▶ [Text section]:
>> BEGIN

Milan Portfolio

Introduction

Understanding the patterns and trends in hotel reviews can provide valuable insights into customer preferences, satisfaction levels, and the overall performance of hotels. In this analysis, we explore various aspects of hotel reviews, including review frequency by date, the influence of reviewer nationality, review scores, and sentiments. Let's delve into the findings and interpret the results from our comprehensive analysis.


Dataset Summary

Column Name Description Data Type
Hotel_Name Name of the hotel where the review was given String
Reviewer_Nationality Nationality of the reviewer String
Review_Date Date when the review was submitted Date
Reviewer_Score Score given by the reviewer (out of 10) Float
Positive_Review Positive comments provided by the reviewer String
Negative_Review Negative comments provided by the reviewer String
Additional_Number_of_Scoring Number of additional scores provided by the reviewer Integer
Average_Score Average score of the hotel at the time of the review Float
Total_Number_of_Reviews Total number of reviews the hotel has received Integer
Total_Number_of_Reviews_Reviewer_Has_Given Total number of reviews the reviewer has given Integer
Tags Tags associated with the review indicating trip type (e.g., Leisure, Business) String
Latitude Latitude of the hotel location. String
Longitude Longitude of the hotel location. String
Positive_Review_Sentiment Sentiment score of the positive review (calculated during analysis) Float
Negative_Review_Sentiment Sentiment score of the negative review (calculated during analysis) Float

Data Preprocessing

Before conducting the analysis, we performed several preprocessing steps to prepare the data:

  • Extracting City and Country: We used the geopy library to determine the city and country from the hotel's address based on latitude and longitude. The data was grouped by the hotel's latitude and longitude coordinates, and a separate file was created containing the latitude, longitude, city, and country information.

>> END

▶ [Recorded information]:

>> BEGIN

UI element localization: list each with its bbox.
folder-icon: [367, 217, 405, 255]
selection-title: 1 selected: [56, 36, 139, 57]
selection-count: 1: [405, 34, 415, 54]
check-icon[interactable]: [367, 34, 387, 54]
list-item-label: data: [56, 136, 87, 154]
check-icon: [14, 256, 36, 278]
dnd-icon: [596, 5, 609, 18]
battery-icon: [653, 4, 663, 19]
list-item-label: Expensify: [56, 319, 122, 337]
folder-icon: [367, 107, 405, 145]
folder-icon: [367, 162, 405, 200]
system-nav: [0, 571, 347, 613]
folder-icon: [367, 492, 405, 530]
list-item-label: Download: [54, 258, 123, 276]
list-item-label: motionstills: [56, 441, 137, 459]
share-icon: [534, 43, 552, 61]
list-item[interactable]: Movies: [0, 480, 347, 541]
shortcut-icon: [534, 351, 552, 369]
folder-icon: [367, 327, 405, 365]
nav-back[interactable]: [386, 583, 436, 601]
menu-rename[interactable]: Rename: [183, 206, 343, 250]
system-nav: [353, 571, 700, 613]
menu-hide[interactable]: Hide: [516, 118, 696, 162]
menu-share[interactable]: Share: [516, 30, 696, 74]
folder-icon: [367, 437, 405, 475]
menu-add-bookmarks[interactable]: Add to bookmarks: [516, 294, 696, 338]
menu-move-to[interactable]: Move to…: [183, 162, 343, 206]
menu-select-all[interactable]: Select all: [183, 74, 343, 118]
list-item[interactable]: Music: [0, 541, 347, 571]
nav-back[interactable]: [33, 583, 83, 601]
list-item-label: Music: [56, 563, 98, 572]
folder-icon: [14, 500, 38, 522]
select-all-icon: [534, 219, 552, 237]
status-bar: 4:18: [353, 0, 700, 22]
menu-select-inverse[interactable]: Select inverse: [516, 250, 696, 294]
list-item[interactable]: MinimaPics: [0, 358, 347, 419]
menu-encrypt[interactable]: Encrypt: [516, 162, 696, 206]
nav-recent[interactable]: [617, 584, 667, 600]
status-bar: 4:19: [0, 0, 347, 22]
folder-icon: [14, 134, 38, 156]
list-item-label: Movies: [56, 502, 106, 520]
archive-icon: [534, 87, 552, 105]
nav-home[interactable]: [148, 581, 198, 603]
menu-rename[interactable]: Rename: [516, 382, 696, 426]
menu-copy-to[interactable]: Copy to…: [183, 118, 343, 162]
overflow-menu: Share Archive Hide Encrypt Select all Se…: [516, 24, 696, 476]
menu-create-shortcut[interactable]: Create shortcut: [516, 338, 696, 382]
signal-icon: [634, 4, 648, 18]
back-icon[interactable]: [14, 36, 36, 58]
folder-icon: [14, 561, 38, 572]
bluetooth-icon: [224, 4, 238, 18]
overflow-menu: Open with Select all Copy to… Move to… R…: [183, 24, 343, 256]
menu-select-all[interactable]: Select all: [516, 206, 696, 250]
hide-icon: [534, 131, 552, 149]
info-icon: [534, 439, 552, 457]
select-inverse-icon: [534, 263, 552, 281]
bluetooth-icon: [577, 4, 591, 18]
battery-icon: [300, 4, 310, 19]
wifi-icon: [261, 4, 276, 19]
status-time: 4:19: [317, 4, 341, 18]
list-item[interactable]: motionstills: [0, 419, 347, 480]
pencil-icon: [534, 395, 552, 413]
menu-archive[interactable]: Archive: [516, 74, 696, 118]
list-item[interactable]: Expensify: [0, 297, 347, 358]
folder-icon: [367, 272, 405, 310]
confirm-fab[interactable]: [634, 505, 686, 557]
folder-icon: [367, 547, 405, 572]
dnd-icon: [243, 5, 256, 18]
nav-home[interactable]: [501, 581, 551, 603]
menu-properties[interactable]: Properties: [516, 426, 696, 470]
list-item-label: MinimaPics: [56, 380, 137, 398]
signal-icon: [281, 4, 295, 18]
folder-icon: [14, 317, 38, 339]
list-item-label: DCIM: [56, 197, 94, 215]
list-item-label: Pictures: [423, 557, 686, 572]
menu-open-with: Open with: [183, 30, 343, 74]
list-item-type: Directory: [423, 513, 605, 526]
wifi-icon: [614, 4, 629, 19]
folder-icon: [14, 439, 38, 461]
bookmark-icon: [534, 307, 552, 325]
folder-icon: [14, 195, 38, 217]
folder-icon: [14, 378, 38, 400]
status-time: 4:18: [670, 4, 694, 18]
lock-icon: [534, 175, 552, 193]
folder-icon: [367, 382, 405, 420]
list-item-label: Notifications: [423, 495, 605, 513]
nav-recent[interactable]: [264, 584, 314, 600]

>> END

▶ [Direction 1]:
Using the hotel review analysis, answer each question on its own line, marked (a), (b), (c):
(a) What data type is listed for Review_Date?
(b) Which library was used to determine the city and country?
(c) Reviewer_Score is given out of what number?
▶ [Direction 2]:
For each statement, say yes or no according to the hotel review analysis, and quote the words that decide it:
(a) Latitude is stored as a Float.
(b) The sentiment scores of the reviews were calculated during the analysis.
(c) To find the city and country, the data was grouped by hotel name.
▶ [Direction 3]: Carry on writing the hotel review analysis, picking up after its last sentence.

▶ [Exercise output 1]:
(a) Date
(b) geopy
(c) 10

▶ [Exercise output 2]:
(a) No: "Latitude of the hotel location. String"
(b) Yes: "Sentiment score of the positive review (calculated during analysis)" and "Sentiment score of the negative review (calculated during analysis)"
(c) No: "The data was grouped by the hotel's latitude and longitude coordinates"

▶ [Exercise output 3]:
  • Loading and Joining Data: When loading the main dataset, we joined it with the file containing city and country information to ensure each hotel review was associated with the correct location.
  • Sentiment Analysis: We used the VADER sentiment analysis tool in Python to calculate sentiment scores for both positive and negative reviews. These sentiment scores were saved in the dataset to avoid recalculating them every time the data was loaded. The location information was also joined using the previously dumped file after loading the data.
  • Date Columns: We added several date-related columns to the dataset, such as the day of the month, day of the week, and month, to facilitate time-based analysis.
  • Tag Extraction: We extracted tags into five columns based on rule-based matching. The tags included 'leisure', 'solo', 'family', 'business', and 'couple' to categorize the type of trip associated with each review.

Review Frequency Analysis

Daily Review Frequency

Number of Reviews per Day of the Month

The distribution is fairly uniform, indicating that the day of the month does not significantly influence the likelihood of submitting a review.

Weekly Review Frequency

Number of Reviews per Day of the Week

The spike in reviews on Tuesdays could be attributed to business travelers reviewing their stays after the weekend.

#TODO analyse busienss travel here once to confirm

Monthly Review Frequency

Number of Reviews per Month

The increase in reviews during the summer months suggests a higher volume of travel and hotel stays during this period, likely due to summer vacations.

Weekday vs. Weekend Review Frequency

Number of Reviews: Weekday vs Weekend

This aligns with the earlier observation of higher reviews on Tuesdays, suggesting that travelers, especially business travelers, are more likely to write reviews during the week.

Reviewer Nationality Analysis

Number of Reviews by Nationality

Number of Reviews by Nationality

The distribution shows that reviewers from the United Kingdom and Germany are among the most frequent contributors.

Review Scores by Nationality

Review Scores by Nationality

There are noticeable differences in review scores among nationalities. For example, reviewers from Saudi Arabia tend to give higher scores, while those from the United States have a wider range of scores.

redo this para

Hotels By Number of Reviews

The chart below shows the top 10 hotels that have received the most number of reviews. This can provide insights into the popularity and guest engagement for these hotels.

Review Scores by Nationality

Analysis Based on Hotel Location

Top Cities by Number of Reviews

The chart below shows the top cities by the total number of hotel reviews. This visualization helps us understand which cities receive the most reviews and are potentially the most popular travel destinations among the dataset.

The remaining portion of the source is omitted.